Task to carry out:
Scan the records for the word "mantissa". Copy each line that includes it.

Data listing:
>>>>
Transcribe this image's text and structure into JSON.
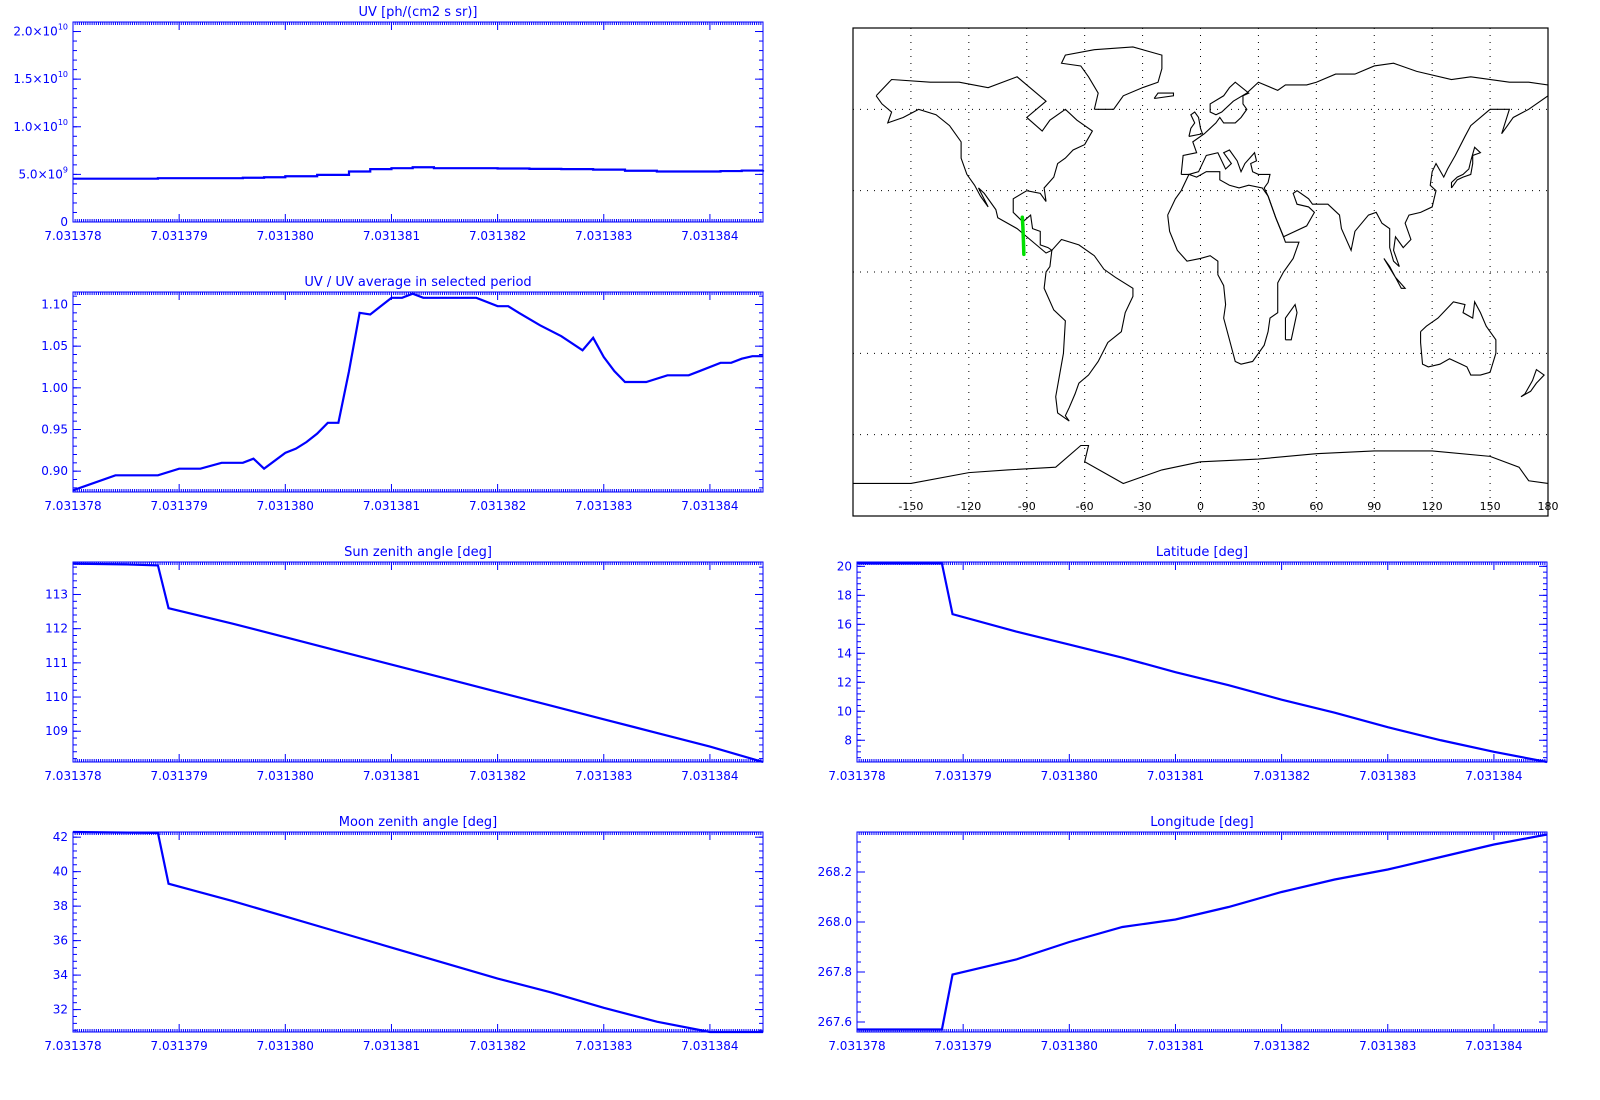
{
  "colors": {
    "axis": "#0000ff",
    "series": "#0000ff",
    "map_line": "#000000",
    "track": "#00e000",
    "grid": "#000000",
    "background": "#ffffff"
  },
  "x_tick_labels": [
    "7.031378",
    "7.031379",
    "7.031380",
    "7.031381",
    "7.031382",
    "7.031383",
    "7.031384"
  ],
  "chart_data": [
    {
      "type": "line",
      "title": "UV [ph/(cm2 s sr)]",
      "xlim": [
        7.031378,
        7.0313845
      ],
      "ylim": [
        0,
        21000000000.0
      ],
      "yticks": [
        {
          "v": 0,
          "mantissa": "0",
          "exp": ""
        },
        {
          "v": 5000000000.0,
          "mantissa": "5.0×10",
          "exp": "9"
        },
        {
          "v": 10000000000.0,
          "mantissa": "1.0×10",
          "exp": "10"
        },
        {
          "v": 15000000000.0,
          "mantissa": "1.5×10",
          "exp": "10"
        },
        {
          "v": 20000000000.0,
          "mantissa": "2.0×10",
          "exp": "10"
        }
      ],
      "step": true,
      "series": [
        {
          "x": [
            7.031378,
            7.0313788,
            7.0313791,
            7.0313796,
            7.0313798,
            7.03138,
            7.0313803,
            7.0313806,
            7.0313808,
            7.031381,
            7.0313812,
            7.0313814,
            7.0313817,
            7.031382,
            7.0313823,
            7.0313826,
            7.0313829,
            7.0313832,
            7.0313835,
            7.0313838,
            7.0313841,
            7.0313843,
            7.0313845
          ],
          "y": [
            4550000000.0,
            4600000000.0,
            4600000000.0,
            4650000000.0,
            4700000000.0,
            4800000000.0,
            4950000000.0,
            5300000000.0,
            5550000000.0,
            5650000000.0,
            5750000000.0,
            5650000000.0,
            5650000000.0,
            5620000000.0,
            5580000000.0,
            5550000000.0,
            5500000000.0,
            5380000000.0,
            5300000000.0,
            5300000000.0,
            5350000000.0,
            5400000000.0,
            5450000000.0
          ]
        }
      ]
    },
    {
      "type": "line",
      "title": "UV / UV average in selected period",
      "xlim": [
        7.031378,
        7.0313845
      ],
      "ylim": [
        0.875,
        1.115
      ],
      "yticks": [
        {
          "v": 0.9,
          "label": "0.90"
        },
        {
          "v": 0.95,
          "label": "0.95"
        },
        {
          "v": 1.0,
          "label": "1.00"
        },
        {
          "v": 1.05,
          "label": "1.05"
        },
        {
          "v": 1.1,
          "label": "1.10"
        }
      ],
      "series": [
        {
          "x": [
            7.031378,
            7.0313784,
            7.0313788,
            7.031379,
            7.0313792,
            7.0313794,
            7.0313796,
            7.0313797,
            7.0313798,
            7.03138,
            7.0313801,
            7.0313802,
            7.0313803,
            7.0313804,
            7.0313805,
            7.0313806,
            7.0313807,
            7.0313808,
            7.0313809,
            7.031381,
            7.0313811,
            7.0313812,
            7.0313813,
            7.0313814,
            7.0313816,
            7.0313818,
            7.031382,
            7.0313821,
            7.0313822,
            7.0313824,
            7.0313826,
            7.0313828,
            7.0313829,
            7.031383,
            7.0313831,
            7.0313832,
            7.0313833,
            7.0313834,
            7.0313836,
            7.0313838,
            7.0313839,
            7.0313841,
            7.0313842,
            7.0313843,
            7.0313844,
            7.0313845
          ],
          "y": [
            0.877,
            0.895,
            0.895,
            0.903,
            0.903,
            0.91,
            0.91,
            0.915,
            0.903,
            0.922,
            0.927,
            0.935,
            0.945,
            0.958,
            0.958,
            1.02,
            1.09,
            1.088,
            1.098,
            1.108,
            1.108,
            1.113,
            1.108,
            1.108,
            1.108,
            1.108,
            1.098,
            1.098,
            1.09,
            1.075,
            1.062,
            1.045,
            1.06,
            1.037,
            1.02,
            1.007,
            1.007,
            1.007,
            1.015,
            1.015,
            1.02,
            1.03,
            1.03,
            1.035,
            1.038,
            1.038
          ]
        }
      ]
    },
    {
      "type": "line",
      "title": "Sun zenith angle [deg]",
      "xlim": [
        7.031378,
        7.0313845
      ],
      "ylim": [
        108.1,
        113.95
      ],
      "yticks": [
        {
          "v": 109,
          "label": "109"
        },
        {
          "v": 110,
          "label": "110"
        },
        {
          "v": 111,
          "label": "111"
        },
        {
          "v": 112,
          "label": "112"
        },
        {
          "v": 113,
          "label": "113"
        }
      ],
      "series": [
        {
          "x": [
            7.031378,
            7.0313785,
            7.0313788,
            7.0313789,
            7.0313795,
            7.03138,
            7.0313805,
            7.031381,
            7.0313815,
            7.031382,
            7.0313825,
            7.031383,
            7.0313835,
            7.031384,
            7.0313845
          ],
          "y": [
            113.9,
            113.88,
            113.85,
            112.6,
            112.15,
            111.75,
            111.35,
            110.95,
            110.55,
            110.15,
            109.75,
            109.35,
            108.95,
            108.55,
            108.1
          ]
        }
      ]
    },
    {
      "type": "line",
      "title": "Latitude [deg]",
      "xlim": [
        7.031378,
        7.0313845
      ],
      "ylim": [
        6.5,
        20.3
      ],
      "yticks": [
        {
          "v": 8,
          "label": "8"
        },
        {
          "v": 10,
          "label": "10"
        },
        {
          "v": 12,
          "label": "12"
        },
        {
          "v": 14,
          "label": "14"
        },
        {
          "v": 16,
          "label": "16"
        },
        {
          "v": 18,
          "label": "18"
        },
        {
          "v": 20,
          "label": "20"
        }
      ],
      "series": [
        {
          "x": [
            7.031378,
            7.0313788,
            7.0313789,
            7.0313795,
            7.03138,
            7.0313805,
            7.031381,
            7.0313815,
            7.031382,
            7.0313825,
            7.031383,
            7.0313835,
            7.031384,
            7.0313845
          ],
          "y": [
            20.2,
            20.2,
            16.7,
            15.5,
            14.6,
            13.7,
            12.7,
            11.8,
            10.8,
            9.9,
            8.9,
            8.0,
            7.2,
            6.5
          ]
        }
      ]
    },
    {
      "type": "line",
      "title": "Moon zenith angle [deg]",
      "xlim": [
        7.031378,
        7.0313845
      ],
      "ylim": [
        30.7,
        42.3
      ],
      "yticks": [
        {
          "v": 32,
          "label": "32"
        },
        {
          "v": 34,
          "label": "34"
        },
        {
          "v": 36,
          "label": "36"
        },
        {
          "v": 38,
          "label": "38"
        },
        {
          "v": 40,
          "label": "40"
        },
        {
          "v": 42,
          "label": "42"
        }
      ],
      "series": [
        {
          "x": [
            7.031378,
            7.0313788,
            7.0313789,
            7.0313795,
            7.03138,
            7.0313805,
            7.031381,
            7.0313815,
            7.031382,
            7.0313825,
            7.031383,
            7.0313835,
            7.031384,
            7.0313845
          ],
          "y": [
            42.3,
            42.25,
            39.3,
            38.3,
            37.4,
            36.5,
            35.6,
            34.7,
            33.8,
            33.0,
            32.1,
            31.3,
            30.7,
            30.7
          ]
        }
      ]
    },
    {
      "type": "line",
      "title": "Longitude [deg]",
      "xlim": [
        7.031378,
        7.0313845
      ],
      "ylim": [
        267.56,
        268.36
      ],
      "yticks": [
        {
          "v": 267.6,
          "label": "267.6"
        },
        {
          "v": 267.8,
          "label": "267.8"
        },
        {
          "v": 268.0,
          "label": "268.0"
        },
        {
          "v": 268.2,
          "label": "268.2"
        }
      ],
      "series": [
        {
          "x": [
            7.031378,
            7.0313788,
            7.0313789,
            7.0313795,
            7.03138,
            7.0313805,
            7.031381,
            7.0313815,
            7.031382,
            7.0313825,
            7.031383,
            7.0313835,
            7.031384,
            7.0313845
          ],
          "y": [
            267.57,
            267.57,
            267.79,
            267.85,
            267.92,
            267.98,
            268.01,
            268.06,
            268.12,
            268.17,
            268.21,
            268.26,
            268.31,
            268.35
          ]
        }
      ]
    }
  ],
  "map": {
    "type": "map",
    "projection": "equirectangular",
    "lon_range": [
      -180,
      180
    ],
    "lat_range": [
      -90,
      90
    ],
    "x_tick_labels": [
      "-150",
      "-120",
      "-90",
      "-60",
      "-30",
      "0",
      "30",
      "60",
      "90",
      "120",
      "150",
      "180"
    ],
    "grid": true,
    "track": {
      "lon": [
        -92.3,
        -92.0,
        -91.7,
        -91.5
      ],
      "lat": [
        20.2,
        16.7,
        11.0,
        6.5
      ]
    }
  }
}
<<<<
Response:
          "mantissa": "0",
          "mantissa": "5.0×10",
          "mantissa": "1.0×10",
          "mantissa": "1.5×10",
          "mantissa": "2.0×10",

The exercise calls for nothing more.